___ Record set ___

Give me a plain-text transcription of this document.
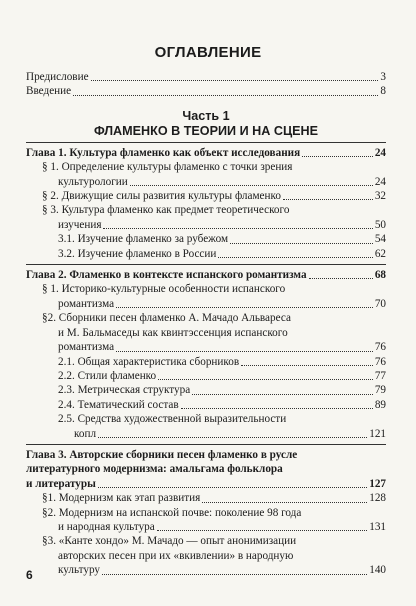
ОГЛАВЛЕНИЕ
Предисловие	3
Введение	8
Часть 1
ФЛАМЕНКО В ТЕОРИИ И НА СЦЕНЕ
Глава 1. Культура фламенко как объект исследования	24
§ 1. Определение культуры фламенко с точки зрения
культурологии	24
§ 2. Движущие силы развития культуры фламенко	32
§ 3. Культура фламенко как предмет теоретического
изучения	50
3.1. Изучение фламенко за рубежом	54
3.2. Изучение фламенко в России	62
Глава 2. Фламенко в контексте испанского романтизма	68
§ 1. Историко-культурные особенности испанского
романтизма	70
§2. Сборники песен фламенко А. Мачадо Альвареса
и М. Бальмаседы как квинтэссенция испанского
романтизма	76
2.1. Общая характеристика сборников	76
2.2. Стили фламенко	77
2.3. Метрическая структура	79
2.4. Тематический состав	89
2.5. Средства художественной выразительности
копл	121
Глава 3. Авторские сборники песен фламенко в русле
литературного модернизма: амальгама фольклора
и литературы	127
§1. Модернизм как этап развития	128
§2. Модернизм на испанской почве: поколение 98 года
и народная культура	131
§3. «Канте хондо» М. Мачадо — опыт анонимизации
авторских песен при их «вкивлении» в народную
культуру	140
6
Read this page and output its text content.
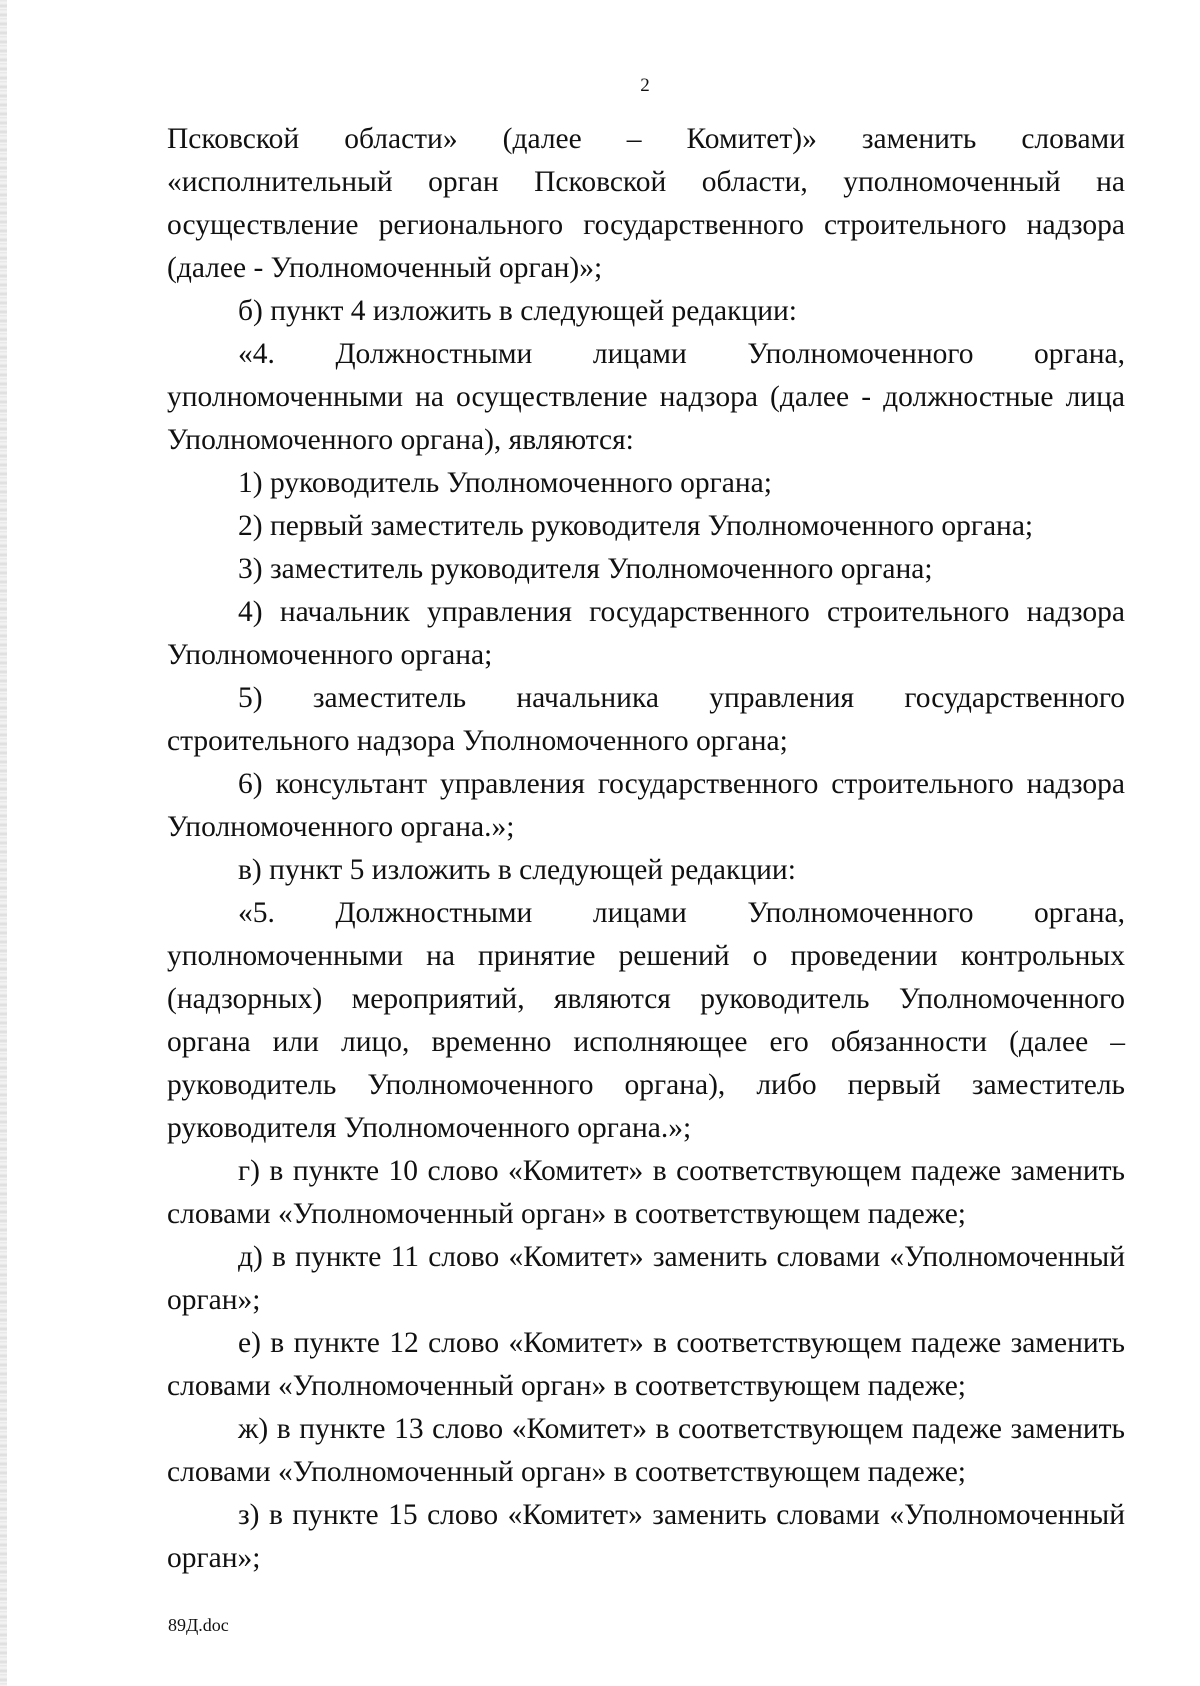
2

Псковской области» (далее – Комитет)» заменить словами «исполнительный орган Псковской области, уполномоченный на осуществление регионального государственного строительного надзора (далее - Уполномоченный орган)»;

б) пункт 4 изложить в следующей редакции:

«4. Должностными лицами Уполномоченного органа, уполномоченными на осуществление надзора (далее - должностные лица Уполномоченного органа), являются:

1) руководитель Уполномоченного органа;

2) первый заместитель руководителя Уполномоченного органа;

3) заместитель руководителя Уполномоченного органа;

4) начальник управления государственного строительного надзора Уполномоченного органа;

5) заместитель начальника управления государственного строительного надзора Уполномоченного органа;

6) консультант управления государственного строительного надзора Уполномоченного органа.»;

в) пункт 5 изложить в следующей редакции:

«5. Должностными лицами Уполномоченного органа, уполномоченными на принятие решений о проведении контрольных (надзорных) мероприятий, являются руководитель Уполномоченного органа или лицо, временно исполняющее его обязанности (далее – руководитель Уполномоченного органа), либо первый заместитель руководителя Уполномоченного органа.»;

г) в пункте 10 слово «Комитет» в соответствующем падеже заменить словами «Уполномоченный орган» в соответствующем падеже;

д) в пункте 11 слово «Комитет» заменить словами «Уполномоченный орган»;

е) в пункте 12 слово «Комитет» в соответствующем падеже заменить словами «Уполномоченный орган» в соответствующем падеже;

ж) в пункте 13 слово «Комитет» в соответствующем падеже заменить словами «Уполномоченный орган» в соответствующем падеже;

з) в пункте 15 слово «Комитет» заменить словами «Уполномоченный орган»;

89Д.doc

___

Pull out every line in the data above that has the word "this".

Give me a plain-text transcription of this document.
Read this page and output its text content.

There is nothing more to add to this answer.